EXTRAIT DU DOCUMENT:
O. R. : Vous parlez d’un marché « tendu ». Qu’entendez-vous par là ?
A. A. : Plusieurs phénomènes se cumulent : la baisse démographique, la crise du pouvoir d’achat, la réforme de l’alternance, l’impact de l’intelligence artificielle sur les métiers et les formations. En vingt ans, jamais les écoles de commerce n’ont eu à affronter autant de changements simultanés. Les familles hésitent à investir dans des études longues, les étudiants veulent des parcours plus courts, plus modulables. Les écoles doivent s’adapter. Vite.
O. R. : Comment l’apprentissage évolue-t-il dans ce contexte ?
A. A. : Les nouvelles mesures gouvernementales ont eu un effet direct. Les entreprises recrutent moins d’alternants et négocient davantage le reste à charge. Certains de nos étudiants, pourtant admis, n’ont pas pu intégrer l’école faute de contrat. Nous voyons aussi des entreprises orienter les candidats vers des établissements moins coûteux en reste à charge. C’est préoccupant : cela tire le système vers le bas.
L’année prochaine, la situation risque de se durcir encore davantage. Nous sommes clairement à un tournant. L’alternance, qui avait été un axe prioritaire du premier mandat d’Emmanuel Macron, a constitué à la fois un formidable levier d’ascension sociale et un outil majeur de professionnalisation pour les étudiants. C’était une politique très positive, qui a profondément transformé les écoles de commerce.
Désormais, il faut parvenir à préserver ces deux dimensions – professionnalisation et ascenseur social – mais dans des proportions plus mesurées. Lorsque l’État ne pourra plus soutenir aussi largement le dispositif, ce sera aux écoles de prendre le relais pour accompagner leurs étudiants.
O. R. : Face à cette situation qui se tend pour les écoles, envisagez-vous d’augmenter les frais de scolarité ?
A. A. : Nous avons décidé de ne pas les augmenter l’année prochaine. C’est un choix fort : les familles sont déjà très sollicitées. Pour nous, l’ouverture sociale est essentielle. On ne peut pas, dans un contexte économique tendu, demander encore un effort financier. Ce choix suppose en revanche de trouver de nouvelles sources de revenus.
REPENSER LE MODELE ECONOMIQUE
O. R. : Quelles pistes explorez-vous ?
A. A. : Nous travaillons sur trois grands axes : la formation continue, le recrutement international et la recherche appliquée.

OBJECTIF DE L'EXERCICE:
Recopiez sans rien changer le passage de l'entretien ci-dessus sur les écoles de commerce, en commençant à « O. R. : Face » et en terminant à « sources de revenus. ».

EXTRAIT DES DONNÉES:
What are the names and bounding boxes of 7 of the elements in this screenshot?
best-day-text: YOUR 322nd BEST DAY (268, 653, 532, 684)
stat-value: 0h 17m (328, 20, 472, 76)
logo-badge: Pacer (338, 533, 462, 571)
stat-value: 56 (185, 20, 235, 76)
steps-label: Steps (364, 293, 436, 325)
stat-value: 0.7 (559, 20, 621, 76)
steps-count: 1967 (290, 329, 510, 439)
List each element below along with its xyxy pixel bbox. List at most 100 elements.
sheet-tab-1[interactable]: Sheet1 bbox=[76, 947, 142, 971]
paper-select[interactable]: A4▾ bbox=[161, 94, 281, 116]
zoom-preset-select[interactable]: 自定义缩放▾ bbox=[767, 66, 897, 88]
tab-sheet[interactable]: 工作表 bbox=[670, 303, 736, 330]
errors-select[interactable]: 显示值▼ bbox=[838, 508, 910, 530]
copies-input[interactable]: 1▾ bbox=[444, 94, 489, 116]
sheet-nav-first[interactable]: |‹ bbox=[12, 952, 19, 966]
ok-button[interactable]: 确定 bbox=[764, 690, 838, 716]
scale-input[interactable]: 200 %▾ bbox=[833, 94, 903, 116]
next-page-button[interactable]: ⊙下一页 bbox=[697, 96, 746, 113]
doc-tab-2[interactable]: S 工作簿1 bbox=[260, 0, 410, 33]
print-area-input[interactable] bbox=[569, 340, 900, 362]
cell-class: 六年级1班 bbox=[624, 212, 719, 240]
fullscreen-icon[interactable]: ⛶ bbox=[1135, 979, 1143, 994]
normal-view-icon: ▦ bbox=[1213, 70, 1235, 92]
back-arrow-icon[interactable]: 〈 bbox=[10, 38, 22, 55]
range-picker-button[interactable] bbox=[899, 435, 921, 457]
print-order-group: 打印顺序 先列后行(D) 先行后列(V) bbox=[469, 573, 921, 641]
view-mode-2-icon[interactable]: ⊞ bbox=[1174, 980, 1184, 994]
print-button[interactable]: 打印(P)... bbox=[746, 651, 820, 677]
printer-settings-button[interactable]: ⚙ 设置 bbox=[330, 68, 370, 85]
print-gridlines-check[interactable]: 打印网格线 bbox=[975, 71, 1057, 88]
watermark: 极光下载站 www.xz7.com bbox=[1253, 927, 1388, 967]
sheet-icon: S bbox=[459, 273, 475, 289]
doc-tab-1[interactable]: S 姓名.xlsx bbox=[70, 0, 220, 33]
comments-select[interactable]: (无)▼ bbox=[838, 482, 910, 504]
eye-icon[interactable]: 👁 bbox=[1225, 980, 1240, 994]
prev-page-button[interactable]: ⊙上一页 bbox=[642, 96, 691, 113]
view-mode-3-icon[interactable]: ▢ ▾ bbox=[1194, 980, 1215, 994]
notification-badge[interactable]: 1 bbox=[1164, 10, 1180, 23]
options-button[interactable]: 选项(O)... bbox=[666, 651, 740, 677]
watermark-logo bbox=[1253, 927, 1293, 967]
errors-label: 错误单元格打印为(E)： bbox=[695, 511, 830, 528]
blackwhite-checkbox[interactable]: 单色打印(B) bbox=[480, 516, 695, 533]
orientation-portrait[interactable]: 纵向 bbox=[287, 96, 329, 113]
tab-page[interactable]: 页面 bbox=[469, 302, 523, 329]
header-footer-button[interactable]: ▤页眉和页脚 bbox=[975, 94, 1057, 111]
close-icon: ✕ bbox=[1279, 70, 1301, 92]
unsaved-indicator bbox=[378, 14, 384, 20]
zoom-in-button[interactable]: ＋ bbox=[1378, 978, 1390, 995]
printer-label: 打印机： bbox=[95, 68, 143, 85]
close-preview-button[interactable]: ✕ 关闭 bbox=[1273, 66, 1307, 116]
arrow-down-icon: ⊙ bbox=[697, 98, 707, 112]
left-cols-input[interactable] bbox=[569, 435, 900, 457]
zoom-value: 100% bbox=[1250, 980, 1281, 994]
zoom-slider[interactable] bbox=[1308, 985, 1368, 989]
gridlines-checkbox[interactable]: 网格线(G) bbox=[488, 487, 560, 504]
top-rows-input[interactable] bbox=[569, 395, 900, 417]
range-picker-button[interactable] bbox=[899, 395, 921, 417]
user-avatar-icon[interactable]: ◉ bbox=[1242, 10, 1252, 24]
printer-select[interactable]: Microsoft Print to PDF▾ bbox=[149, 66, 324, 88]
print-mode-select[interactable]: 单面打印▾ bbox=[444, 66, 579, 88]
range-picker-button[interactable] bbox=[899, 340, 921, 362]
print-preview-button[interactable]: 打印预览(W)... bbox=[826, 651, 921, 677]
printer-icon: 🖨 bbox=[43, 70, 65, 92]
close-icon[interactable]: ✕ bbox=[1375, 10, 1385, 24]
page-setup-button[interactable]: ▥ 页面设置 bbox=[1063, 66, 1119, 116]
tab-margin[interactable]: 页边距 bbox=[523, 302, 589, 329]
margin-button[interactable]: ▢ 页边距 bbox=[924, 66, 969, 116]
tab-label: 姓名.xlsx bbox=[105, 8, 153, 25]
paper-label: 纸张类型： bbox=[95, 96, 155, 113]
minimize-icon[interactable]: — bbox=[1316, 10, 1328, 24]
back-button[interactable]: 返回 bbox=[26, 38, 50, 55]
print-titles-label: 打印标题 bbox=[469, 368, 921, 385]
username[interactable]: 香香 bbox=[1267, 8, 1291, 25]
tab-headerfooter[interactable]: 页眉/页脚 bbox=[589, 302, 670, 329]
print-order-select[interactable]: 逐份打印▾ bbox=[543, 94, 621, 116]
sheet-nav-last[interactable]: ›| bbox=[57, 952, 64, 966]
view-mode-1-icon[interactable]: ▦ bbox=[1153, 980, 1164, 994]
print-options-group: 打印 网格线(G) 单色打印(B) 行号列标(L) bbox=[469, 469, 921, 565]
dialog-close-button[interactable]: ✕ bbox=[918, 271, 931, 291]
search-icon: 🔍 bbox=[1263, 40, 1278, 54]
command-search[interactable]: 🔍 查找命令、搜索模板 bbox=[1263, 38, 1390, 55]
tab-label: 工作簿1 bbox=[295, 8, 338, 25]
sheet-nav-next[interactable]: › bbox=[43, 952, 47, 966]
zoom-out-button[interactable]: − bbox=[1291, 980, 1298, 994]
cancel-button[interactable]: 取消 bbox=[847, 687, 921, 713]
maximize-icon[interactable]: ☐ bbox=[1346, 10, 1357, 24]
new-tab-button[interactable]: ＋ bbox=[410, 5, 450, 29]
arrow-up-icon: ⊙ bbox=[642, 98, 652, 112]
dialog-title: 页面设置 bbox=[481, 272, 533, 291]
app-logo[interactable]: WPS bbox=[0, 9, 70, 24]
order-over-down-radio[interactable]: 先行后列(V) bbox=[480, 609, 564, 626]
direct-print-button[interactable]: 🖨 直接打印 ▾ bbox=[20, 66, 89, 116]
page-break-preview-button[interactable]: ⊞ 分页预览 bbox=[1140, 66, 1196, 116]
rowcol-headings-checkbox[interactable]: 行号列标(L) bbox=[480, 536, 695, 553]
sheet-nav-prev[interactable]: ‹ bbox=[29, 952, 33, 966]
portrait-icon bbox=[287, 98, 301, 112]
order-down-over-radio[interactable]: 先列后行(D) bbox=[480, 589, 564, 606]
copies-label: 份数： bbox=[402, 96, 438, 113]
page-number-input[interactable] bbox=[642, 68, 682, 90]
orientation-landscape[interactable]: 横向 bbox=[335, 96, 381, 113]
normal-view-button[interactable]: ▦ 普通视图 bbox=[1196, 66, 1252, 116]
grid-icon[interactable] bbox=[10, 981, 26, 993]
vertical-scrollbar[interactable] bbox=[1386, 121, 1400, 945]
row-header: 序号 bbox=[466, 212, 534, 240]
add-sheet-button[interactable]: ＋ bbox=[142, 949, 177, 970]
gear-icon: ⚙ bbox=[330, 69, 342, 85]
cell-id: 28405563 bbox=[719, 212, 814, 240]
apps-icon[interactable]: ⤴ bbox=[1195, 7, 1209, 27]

RÉSULTAT ATTENDU:
O. R. : Face à cette situation qui se tend pour les écoles, envisagez-vous d’augmenter les frais de scolarité ?
A. A. : Nous avons décidé de ne pas les augmenter l’année prochaine. C’est un choix fort : les familles sont déjà très sollicitées. Pour nous, l’ouverture sociale est essentielle. On ne peut pas, dans un contexte économique tendu, demander encore un effort financier. Ce choix suppose en revanche de trouver de nouvelles sources de revenus.